*Aim of the task*
For the material that follows, list every line containing the word "name".

[Extracts from a graphics dataset]
══════

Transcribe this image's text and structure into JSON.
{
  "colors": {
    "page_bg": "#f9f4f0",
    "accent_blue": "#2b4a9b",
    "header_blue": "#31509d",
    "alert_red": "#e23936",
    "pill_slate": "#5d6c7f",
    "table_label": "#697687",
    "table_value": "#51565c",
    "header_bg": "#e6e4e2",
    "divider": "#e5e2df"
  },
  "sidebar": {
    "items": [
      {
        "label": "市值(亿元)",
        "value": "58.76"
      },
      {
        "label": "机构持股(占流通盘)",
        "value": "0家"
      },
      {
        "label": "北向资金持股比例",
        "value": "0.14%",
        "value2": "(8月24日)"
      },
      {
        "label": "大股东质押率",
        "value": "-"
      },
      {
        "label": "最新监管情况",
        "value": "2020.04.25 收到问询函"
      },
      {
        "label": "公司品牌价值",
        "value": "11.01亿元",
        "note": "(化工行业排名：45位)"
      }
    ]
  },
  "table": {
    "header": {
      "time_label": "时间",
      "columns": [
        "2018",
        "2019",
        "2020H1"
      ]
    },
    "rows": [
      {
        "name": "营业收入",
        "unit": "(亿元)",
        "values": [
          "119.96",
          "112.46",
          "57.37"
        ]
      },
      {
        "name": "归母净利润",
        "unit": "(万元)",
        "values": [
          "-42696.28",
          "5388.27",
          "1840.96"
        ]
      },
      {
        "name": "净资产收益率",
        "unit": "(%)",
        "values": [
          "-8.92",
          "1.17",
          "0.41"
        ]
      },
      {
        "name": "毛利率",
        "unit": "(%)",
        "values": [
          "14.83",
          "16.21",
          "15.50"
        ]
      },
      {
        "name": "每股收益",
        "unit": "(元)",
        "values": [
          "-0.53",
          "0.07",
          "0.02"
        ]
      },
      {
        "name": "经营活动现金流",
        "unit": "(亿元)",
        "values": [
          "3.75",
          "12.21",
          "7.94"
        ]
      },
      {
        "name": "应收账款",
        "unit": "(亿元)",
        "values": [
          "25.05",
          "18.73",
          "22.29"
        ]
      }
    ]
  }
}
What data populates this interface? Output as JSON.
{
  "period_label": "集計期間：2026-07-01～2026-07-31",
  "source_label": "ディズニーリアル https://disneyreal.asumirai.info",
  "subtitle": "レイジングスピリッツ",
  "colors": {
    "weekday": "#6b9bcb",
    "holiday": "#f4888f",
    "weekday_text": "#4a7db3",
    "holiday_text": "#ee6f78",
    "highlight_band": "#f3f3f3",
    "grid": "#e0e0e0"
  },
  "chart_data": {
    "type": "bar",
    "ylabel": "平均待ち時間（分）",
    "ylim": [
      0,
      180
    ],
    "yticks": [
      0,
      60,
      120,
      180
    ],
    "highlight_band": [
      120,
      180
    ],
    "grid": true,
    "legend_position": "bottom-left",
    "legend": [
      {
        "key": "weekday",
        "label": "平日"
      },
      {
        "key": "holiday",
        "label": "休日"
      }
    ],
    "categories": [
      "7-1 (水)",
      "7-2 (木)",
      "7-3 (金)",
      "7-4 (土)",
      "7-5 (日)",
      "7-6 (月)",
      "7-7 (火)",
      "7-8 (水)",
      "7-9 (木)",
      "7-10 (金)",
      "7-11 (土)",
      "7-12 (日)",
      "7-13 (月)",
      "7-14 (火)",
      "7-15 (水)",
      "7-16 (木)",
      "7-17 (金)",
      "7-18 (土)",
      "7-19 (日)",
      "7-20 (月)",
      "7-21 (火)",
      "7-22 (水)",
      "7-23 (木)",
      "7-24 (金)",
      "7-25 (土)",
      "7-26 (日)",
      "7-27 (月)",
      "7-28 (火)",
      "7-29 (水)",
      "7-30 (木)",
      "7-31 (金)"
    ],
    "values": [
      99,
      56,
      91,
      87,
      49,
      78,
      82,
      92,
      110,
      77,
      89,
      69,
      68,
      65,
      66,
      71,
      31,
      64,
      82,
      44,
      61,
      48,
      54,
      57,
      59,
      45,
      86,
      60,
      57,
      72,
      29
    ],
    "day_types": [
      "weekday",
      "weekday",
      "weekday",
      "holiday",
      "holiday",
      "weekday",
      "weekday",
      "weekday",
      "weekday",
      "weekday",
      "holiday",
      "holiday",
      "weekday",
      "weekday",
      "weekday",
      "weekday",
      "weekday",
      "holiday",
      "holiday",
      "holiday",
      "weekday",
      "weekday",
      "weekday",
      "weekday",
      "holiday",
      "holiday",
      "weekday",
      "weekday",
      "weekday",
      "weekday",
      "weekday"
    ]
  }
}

══════

*Answer to the problem*
        "name": "营业收入",
        "name": "归母净利润",
        "name": "净资产收益率",
        "name": "毛利率",
        "name": "每股收益",
        "name": "经营活动现金流",
        "name": "应收账款",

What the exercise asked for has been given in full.